===== Input material =====

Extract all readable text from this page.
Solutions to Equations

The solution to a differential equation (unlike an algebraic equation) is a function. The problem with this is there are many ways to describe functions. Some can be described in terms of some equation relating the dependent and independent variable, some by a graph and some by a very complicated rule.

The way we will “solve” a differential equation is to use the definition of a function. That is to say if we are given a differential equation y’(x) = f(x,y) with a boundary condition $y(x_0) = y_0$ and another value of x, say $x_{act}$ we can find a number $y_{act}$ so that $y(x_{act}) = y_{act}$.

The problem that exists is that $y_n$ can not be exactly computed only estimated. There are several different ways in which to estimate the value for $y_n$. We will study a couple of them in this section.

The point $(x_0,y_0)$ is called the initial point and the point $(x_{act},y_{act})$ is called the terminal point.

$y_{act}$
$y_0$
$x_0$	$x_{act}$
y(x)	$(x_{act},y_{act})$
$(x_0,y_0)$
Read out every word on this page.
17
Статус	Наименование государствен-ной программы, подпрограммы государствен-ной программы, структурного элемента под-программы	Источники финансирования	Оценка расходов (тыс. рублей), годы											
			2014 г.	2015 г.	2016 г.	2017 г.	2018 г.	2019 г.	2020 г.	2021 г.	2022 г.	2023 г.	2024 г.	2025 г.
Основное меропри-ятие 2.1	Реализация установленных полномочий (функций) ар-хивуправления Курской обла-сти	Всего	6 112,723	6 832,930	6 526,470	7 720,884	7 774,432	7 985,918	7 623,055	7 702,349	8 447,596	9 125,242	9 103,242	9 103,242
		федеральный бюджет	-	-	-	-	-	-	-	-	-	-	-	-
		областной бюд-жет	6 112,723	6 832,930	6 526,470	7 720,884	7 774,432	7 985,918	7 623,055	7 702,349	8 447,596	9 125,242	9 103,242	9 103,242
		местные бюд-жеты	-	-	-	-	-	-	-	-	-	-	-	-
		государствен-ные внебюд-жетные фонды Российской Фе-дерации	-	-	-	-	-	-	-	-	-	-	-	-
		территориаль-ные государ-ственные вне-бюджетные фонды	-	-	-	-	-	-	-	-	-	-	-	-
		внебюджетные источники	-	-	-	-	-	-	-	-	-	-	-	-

=====
===== Input material =====

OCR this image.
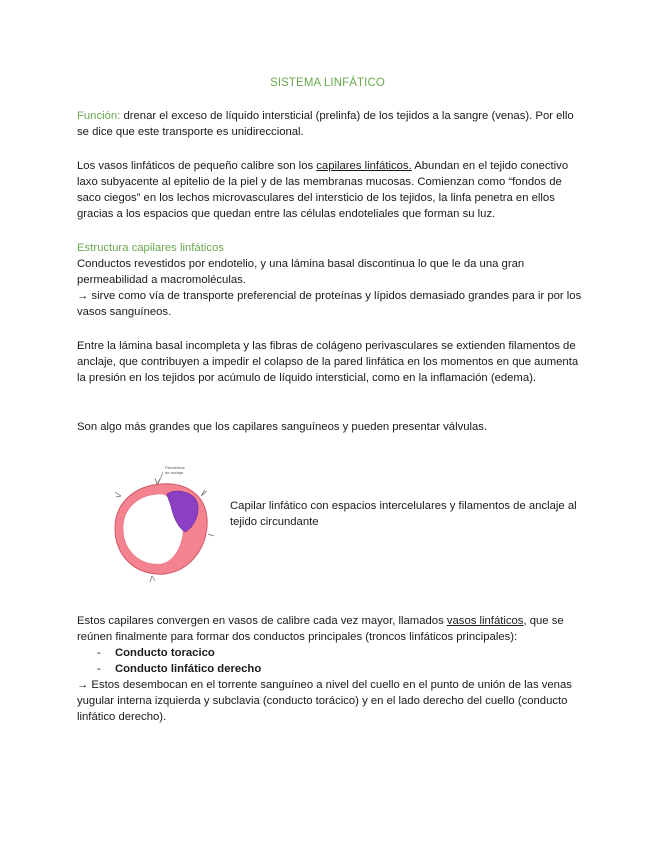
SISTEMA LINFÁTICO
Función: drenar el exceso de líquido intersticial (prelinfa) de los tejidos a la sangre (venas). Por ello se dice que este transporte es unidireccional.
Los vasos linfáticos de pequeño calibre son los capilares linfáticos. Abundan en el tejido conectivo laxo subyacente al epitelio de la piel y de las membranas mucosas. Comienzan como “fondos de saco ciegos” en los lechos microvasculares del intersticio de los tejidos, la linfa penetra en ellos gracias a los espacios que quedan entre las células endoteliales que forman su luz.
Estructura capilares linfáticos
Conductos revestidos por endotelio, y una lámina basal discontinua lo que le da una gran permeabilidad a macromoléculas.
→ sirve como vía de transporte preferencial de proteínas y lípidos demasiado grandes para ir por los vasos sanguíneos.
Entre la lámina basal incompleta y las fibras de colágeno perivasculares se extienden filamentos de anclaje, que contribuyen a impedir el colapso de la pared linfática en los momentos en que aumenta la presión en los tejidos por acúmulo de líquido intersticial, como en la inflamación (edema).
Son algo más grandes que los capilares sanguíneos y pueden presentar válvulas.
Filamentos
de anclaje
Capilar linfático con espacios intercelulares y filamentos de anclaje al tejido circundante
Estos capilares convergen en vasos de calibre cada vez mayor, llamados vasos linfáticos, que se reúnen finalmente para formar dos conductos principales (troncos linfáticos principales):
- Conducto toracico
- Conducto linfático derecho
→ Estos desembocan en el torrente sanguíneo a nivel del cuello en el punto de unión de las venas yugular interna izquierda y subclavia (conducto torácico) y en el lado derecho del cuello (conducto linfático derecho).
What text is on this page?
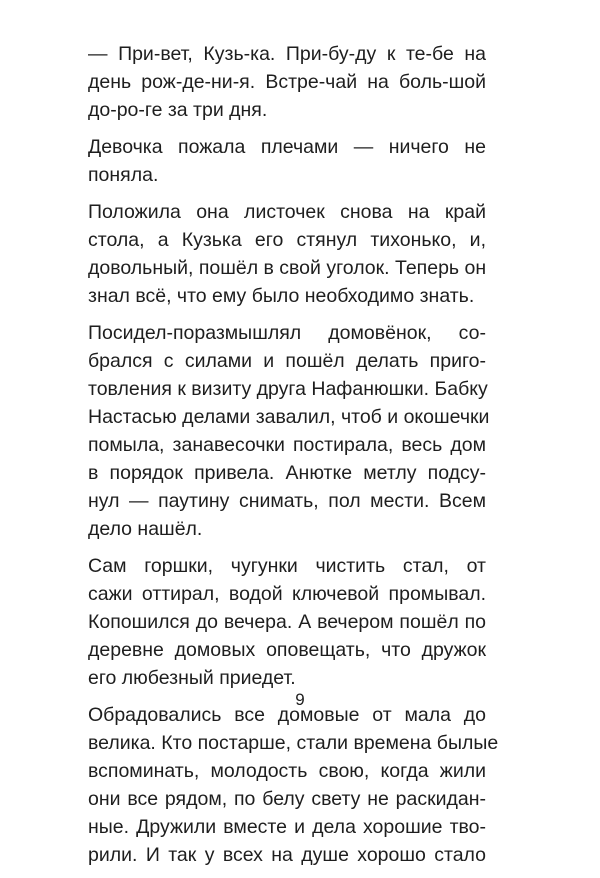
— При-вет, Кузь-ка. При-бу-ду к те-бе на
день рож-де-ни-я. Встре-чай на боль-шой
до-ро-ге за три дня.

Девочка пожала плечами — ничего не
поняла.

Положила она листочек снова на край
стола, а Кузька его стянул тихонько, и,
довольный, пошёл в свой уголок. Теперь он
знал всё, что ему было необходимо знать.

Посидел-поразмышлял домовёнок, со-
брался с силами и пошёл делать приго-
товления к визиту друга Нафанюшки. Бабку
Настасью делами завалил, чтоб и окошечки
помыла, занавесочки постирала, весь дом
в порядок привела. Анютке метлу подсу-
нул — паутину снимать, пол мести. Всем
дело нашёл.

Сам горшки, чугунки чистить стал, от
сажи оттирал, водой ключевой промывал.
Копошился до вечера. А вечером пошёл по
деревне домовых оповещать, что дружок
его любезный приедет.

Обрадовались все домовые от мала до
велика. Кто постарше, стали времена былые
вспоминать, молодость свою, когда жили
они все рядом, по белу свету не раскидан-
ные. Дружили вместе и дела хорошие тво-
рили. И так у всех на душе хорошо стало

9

=====

> _What you have to do_
Copy all lines above containing the string "государствен".

> _Expected answer_
Статус	Наименование государствен-ной программы, подпрограммы государствен-ной программы, структурного элемента под-программы	Источники финансирования	Оценка расходов (тыс. рублей), годы											
		государствен-ные внебюд-жетные фонды Российской Фе-дерации	-	-	-	-	-	-	-	-	-	-	-	-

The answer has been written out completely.